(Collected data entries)
_ _ _ _

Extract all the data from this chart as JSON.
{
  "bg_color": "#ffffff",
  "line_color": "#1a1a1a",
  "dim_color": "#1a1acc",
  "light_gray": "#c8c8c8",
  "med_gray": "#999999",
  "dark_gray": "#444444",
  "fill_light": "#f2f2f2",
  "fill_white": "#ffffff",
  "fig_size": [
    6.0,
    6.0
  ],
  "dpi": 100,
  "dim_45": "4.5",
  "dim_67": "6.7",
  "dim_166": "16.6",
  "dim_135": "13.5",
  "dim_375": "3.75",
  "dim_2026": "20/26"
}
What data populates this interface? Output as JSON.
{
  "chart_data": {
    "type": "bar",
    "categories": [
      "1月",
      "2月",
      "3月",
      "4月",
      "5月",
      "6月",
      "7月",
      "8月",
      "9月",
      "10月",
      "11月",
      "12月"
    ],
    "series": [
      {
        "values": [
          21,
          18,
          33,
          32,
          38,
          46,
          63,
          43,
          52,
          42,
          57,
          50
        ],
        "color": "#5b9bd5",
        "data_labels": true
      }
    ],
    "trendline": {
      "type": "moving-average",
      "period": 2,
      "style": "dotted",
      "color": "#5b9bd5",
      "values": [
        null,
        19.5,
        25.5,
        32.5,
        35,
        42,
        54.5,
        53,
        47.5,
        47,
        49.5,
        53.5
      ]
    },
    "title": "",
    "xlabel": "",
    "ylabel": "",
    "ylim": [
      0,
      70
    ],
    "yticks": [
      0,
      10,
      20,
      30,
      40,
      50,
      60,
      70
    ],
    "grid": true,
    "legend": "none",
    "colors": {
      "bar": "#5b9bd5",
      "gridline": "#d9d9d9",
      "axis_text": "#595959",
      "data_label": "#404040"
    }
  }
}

_ _ _ _

→ PROMPT: Return the listing above word for word.

→ TASK SOLUTION:
Extract all the data from this chart as JSON.
{
  "bg_color": "#ffffff",
  "line_color": "#1a1a1a",
  "dim_color": "#1a1acc",
  "light_gray": "#c8c8c8",
  "med_gray": "#999999",
  "dark_gray": "#444444",
  "fill_light": "#f2f2f2",
  "fill_white": "#ffffff",
  "fig_size": [
    6.0,
    6.0
  ],
  "dpi": 100,
  "dim_45": "4.5",
  "dim_67": "6.7",
  "dim_166": "16.6",
  "dim_135": "13.5",
  "dim_375": "3.75",
  "dim_2026": "20/26"
}
What data populates this interface? Output as JSON.
{
  "chart_data": {
    "type": "bar",
    "categories": [
      "1月",
      "2月",
      "3月",
      "4月",
      "5月",
      "6月",
      "7月",
      "8月",
      "9月",
      "10月",
      "11月",
      "12月"
    ],
    "series": [
      {
        "values": [
          21,
          18,
          33,
          32,
          38,
          46,
          63,
          43,
          52,
          42,
          57,
          50
        ],
        "color": "#5b9bd5",
        "data_labels": true
      }
    ],
    "trendline": {
      "type": "moving-average",
      "period": 2,
      "style": "dotted",
      "color": "#5b9bd5",
      "values": [
        null,
        19.5,
        25.5,
        32.5,
        35,
        42,
        54.5,
        53,
        47.5,
        47,
        49.5,
        53.5
      ]
    },
    "title": "",
    "xlabel": "",
    "ylabel": "",
    "ylim": [
      0,
      70
    ],
    "yticks": [
      0,
      10,
      20,
      30,
      40,
      50,
      60,
      70
    ],
    "grid": true,
    "legend": "none",
    "colors": {
      "bar": "#5b9bd5",
      "gridline": "#d9d9d9",
      "axis_text": "#595959",
      "data_label": "#404040"
    }
  }
}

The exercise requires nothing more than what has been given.